(Estratto della pagina)
───
80 MILA DESAPARECIDOS. Tanti sono i centroamericani che si sono persi nel nulla nella loro odissea verso la frontiera con gli Stati Uniti

Hanno raggiunto il muro, ma non la salvezza…
Hanno raggiunto il muro, ma non la salvezza…

“Gli hanno consegnato il corpo del figlio con il divieto di aprire la cassa da morto. La madre se n’è andata con la bara, è arrivata in un posto dove c’era gente conosciuta e l’ha aperta. Dentro c’era spazzatura e ossa di animale”. L’episodio lo racconta il sacerdote gesuita Pedro Pantoja, che con altri confratelli dirige le 54 Case del migrante sparse in Messico e lungo la frontiera con gli Stati Uniti o il Guatemala. Aggiunge un dato terrificante, quello di 80 mila migranti scomparsi lungo il percorso doloroso dai propri paesi, per lo più in America Centrale, sino alla frontiera nord e oltre. Di loro non si sa nulla, solo che sono caduti nelle mani di bande di narcos, di sequestratori di migranti e, di trafficanti, e, in molti casi, poliziotti corrotti.

La denuncia è contenuta, con tante altre, nel V rapporto rapporto sulla situazione dei diritti umani presentato alle autorità, tanto messicane che statunitensi, dal sacerdote. “Il migrante è un morto che cammina – si legge nel rapporto – senza nome e senza terra”.

La casa del migrante di padre Pantoja è circondata da zetas, che aspettano gli indocumentati per sequestrarli. “Abbiamo contabilizzato almeno 80 mila sequestri” afferma il sacerdote.
───
(Elenco compiti)
A: Secondo l'articolo sui migranti scomparsi, quante Case del migrante dirige padre Pedro Pantoja insieme ad altri confratelli?
B: Riporta senza cambiare nulla il passo dell'articolo sui migranti scomparsi che parte da "La denuncia è" e arriva fino a "afferma il sacerdote.".
───
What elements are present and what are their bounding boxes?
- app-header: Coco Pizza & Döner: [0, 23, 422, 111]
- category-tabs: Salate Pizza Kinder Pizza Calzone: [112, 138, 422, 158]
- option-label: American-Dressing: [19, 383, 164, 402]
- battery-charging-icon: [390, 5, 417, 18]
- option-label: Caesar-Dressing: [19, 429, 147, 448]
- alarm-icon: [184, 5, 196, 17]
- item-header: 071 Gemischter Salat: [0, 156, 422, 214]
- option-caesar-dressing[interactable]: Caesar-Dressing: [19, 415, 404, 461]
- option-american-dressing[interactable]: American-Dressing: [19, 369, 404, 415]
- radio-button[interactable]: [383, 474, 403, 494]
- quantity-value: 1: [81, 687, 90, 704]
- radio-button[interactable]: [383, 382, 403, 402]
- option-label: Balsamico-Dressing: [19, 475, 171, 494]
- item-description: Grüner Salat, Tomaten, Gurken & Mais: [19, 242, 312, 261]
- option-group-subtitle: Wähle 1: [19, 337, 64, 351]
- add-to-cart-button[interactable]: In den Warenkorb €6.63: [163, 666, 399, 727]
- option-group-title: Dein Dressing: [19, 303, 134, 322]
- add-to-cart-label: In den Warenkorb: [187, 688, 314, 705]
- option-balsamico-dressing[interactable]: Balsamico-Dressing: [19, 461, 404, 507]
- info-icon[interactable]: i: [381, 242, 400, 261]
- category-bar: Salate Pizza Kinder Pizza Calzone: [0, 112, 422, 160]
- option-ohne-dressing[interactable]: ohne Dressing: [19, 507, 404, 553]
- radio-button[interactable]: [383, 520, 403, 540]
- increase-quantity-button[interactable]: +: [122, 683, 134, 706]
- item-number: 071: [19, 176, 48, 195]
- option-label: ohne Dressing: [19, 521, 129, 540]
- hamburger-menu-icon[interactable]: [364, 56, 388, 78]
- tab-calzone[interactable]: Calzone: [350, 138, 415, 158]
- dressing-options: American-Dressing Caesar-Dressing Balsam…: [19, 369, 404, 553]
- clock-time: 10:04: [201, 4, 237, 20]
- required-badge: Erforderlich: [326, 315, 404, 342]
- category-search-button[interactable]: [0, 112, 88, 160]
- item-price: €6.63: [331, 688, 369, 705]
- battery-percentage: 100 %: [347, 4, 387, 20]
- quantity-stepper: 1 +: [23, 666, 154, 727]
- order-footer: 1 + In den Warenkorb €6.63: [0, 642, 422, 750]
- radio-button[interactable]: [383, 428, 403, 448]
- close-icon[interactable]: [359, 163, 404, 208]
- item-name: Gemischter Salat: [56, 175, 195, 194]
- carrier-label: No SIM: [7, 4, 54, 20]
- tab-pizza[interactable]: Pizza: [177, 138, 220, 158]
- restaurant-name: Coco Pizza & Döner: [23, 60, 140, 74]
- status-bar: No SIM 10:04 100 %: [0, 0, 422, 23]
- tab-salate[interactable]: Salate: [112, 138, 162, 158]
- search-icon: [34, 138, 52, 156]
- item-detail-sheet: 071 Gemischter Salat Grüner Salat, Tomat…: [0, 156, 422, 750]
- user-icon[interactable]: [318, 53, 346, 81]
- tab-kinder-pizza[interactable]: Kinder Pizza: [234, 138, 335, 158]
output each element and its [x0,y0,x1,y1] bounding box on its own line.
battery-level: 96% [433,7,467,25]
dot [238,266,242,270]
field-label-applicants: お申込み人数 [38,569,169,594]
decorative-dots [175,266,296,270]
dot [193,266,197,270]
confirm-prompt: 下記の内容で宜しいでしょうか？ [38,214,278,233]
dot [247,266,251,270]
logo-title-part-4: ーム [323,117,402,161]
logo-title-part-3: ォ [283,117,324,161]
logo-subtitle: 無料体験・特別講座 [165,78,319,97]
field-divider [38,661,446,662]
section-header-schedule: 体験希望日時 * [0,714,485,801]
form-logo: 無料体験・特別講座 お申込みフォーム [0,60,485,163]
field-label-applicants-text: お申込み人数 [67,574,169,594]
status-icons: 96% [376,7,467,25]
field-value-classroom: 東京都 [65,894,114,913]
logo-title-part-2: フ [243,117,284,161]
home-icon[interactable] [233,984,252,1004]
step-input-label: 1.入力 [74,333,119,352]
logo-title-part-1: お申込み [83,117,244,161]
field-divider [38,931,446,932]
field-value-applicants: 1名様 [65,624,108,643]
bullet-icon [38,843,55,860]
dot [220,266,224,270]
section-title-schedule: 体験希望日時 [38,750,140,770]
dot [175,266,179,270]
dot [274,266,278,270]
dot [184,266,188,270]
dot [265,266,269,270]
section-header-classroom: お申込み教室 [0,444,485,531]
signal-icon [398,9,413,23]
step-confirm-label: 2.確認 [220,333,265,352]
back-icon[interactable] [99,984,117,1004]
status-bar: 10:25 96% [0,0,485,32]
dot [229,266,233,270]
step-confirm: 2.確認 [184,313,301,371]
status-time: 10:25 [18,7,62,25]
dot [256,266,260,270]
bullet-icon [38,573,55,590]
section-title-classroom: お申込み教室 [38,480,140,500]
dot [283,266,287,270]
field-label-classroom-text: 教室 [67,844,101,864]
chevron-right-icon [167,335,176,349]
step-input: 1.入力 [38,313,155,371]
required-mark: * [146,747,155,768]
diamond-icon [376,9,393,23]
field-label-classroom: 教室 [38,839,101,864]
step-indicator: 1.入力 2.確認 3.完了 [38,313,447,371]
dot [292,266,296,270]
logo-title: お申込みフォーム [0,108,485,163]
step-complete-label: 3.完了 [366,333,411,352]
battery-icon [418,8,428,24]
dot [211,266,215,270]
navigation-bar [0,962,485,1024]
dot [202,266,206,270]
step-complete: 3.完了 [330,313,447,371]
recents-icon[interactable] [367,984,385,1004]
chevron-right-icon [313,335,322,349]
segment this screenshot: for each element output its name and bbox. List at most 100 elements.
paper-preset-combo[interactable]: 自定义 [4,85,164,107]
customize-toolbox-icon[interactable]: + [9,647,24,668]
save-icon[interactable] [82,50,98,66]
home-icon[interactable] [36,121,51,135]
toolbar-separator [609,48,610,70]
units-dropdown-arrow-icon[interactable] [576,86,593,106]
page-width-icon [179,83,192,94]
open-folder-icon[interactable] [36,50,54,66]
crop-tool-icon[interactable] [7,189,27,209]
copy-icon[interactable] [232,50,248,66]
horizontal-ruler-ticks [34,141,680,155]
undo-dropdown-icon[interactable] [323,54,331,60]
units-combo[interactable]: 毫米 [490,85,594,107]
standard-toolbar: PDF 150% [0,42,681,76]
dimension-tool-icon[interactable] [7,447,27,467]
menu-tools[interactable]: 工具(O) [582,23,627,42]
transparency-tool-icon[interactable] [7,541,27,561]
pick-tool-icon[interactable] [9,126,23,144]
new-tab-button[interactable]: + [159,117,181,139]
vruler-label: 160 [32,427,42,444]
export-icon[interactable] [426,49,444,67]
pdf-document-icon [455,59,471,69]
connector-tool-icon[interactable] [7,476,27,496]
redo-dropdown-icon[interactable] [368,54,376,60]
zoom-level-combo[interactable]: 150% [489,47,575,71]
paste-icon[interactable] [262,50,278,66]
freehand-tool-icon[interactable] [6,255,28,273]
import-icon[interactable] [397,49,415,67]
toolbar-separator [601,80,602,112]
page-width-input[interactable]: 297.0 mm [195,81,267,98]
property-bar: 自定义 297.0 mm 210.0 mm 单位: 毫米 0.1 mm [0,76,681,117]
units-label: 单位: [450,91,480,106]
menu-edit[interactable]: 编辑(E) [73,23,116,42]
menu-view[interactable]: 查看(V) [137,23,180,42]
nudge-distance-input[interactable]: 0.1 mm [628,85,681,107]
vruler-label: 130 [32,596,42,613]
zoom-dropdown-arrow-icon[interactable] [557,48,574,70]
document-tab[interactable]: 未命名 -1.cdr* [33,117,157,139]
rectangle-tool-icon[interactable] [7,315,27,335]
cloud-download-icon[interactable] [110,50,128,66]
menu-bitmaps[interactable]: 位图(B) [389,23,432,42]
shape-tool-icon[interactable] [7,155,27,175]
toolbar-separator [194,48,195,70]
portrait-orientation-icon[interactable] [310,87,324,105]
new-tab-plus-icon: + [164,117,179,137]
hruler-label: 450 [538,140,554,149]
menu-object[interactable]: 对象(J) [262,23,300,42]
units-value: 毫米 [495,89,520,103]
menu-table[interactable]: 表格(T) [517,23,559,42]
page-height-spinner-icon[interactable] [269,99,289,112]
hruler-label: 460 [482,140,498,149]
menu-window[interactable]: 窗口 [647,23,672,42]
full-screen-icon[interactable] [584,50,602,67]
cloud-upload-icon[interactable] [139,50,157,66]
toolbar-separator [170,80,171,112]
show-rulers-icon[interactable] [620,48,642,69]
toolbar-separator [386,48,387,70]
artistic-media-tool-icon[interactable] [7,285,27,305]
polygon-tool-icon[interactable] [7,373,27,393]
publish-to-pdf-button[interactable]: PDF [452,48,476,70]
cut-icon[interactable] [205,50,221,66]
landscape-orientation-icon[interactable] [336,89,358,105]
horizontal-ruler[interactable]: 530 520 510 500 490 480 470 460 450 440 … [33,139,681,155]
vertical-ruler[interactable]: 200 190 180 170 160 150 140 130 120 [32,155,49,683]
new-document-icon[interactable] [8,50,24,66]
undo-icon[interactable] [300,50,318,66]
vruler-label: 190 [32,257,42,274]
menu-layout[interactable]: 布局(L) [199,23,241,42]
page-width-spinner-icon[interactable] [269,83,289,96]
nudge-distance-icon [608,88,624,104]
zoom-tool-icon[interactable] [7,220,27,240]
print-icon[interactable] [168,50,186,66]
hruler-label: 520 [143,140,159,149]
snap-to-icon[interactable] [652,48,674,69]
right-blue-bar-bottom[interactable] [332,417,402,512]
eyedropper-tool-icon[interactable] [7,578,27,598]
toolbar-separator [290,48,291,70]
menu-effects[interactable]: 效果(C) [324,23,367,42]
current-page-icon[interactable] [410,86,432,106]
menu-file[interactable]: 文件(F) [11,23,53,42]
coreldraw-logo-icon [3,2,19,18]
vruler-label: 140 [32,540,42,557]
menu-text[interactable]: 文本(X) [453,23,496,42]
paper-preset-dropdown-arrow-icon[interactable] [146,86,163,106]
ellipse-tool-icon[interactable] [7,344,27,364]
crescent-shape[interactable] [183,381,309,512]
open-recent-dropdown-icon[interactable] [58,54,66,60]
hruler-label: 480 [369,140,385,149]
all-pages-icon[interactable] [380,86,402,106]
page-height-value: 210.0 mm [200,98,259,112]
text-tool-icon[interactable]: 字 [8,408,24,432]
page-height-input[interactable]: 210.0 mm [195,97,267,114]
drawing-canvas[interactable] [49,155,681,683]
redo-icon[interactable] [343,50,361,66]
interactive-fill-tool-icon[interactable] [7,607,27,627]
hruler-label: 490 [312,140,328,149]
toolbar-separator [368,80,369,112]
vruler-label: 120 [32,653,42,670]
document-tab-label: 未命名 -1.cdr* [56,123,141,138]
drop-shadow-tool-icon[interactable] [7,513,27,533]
───
(Risposte date)
A: 54 Case del migrante.

B:
La denuncia è contenuta, con tante altre, nel V rapporto rapporto sulla situazione dei diritti umani presentato alle autorità, tanto messicane che statunitensi, dal sacerdote. “Il migrante è un morto che cammina – si legge nel rapporto – senza nome e senza terra”.

La casa del migrante di padre Pantoja è circondata da zetas, che aspettano gli indocumentati per sequestrarli. “Abbiamo contabilizzato almeno 80 mila sequestri” afferma il sacerdote.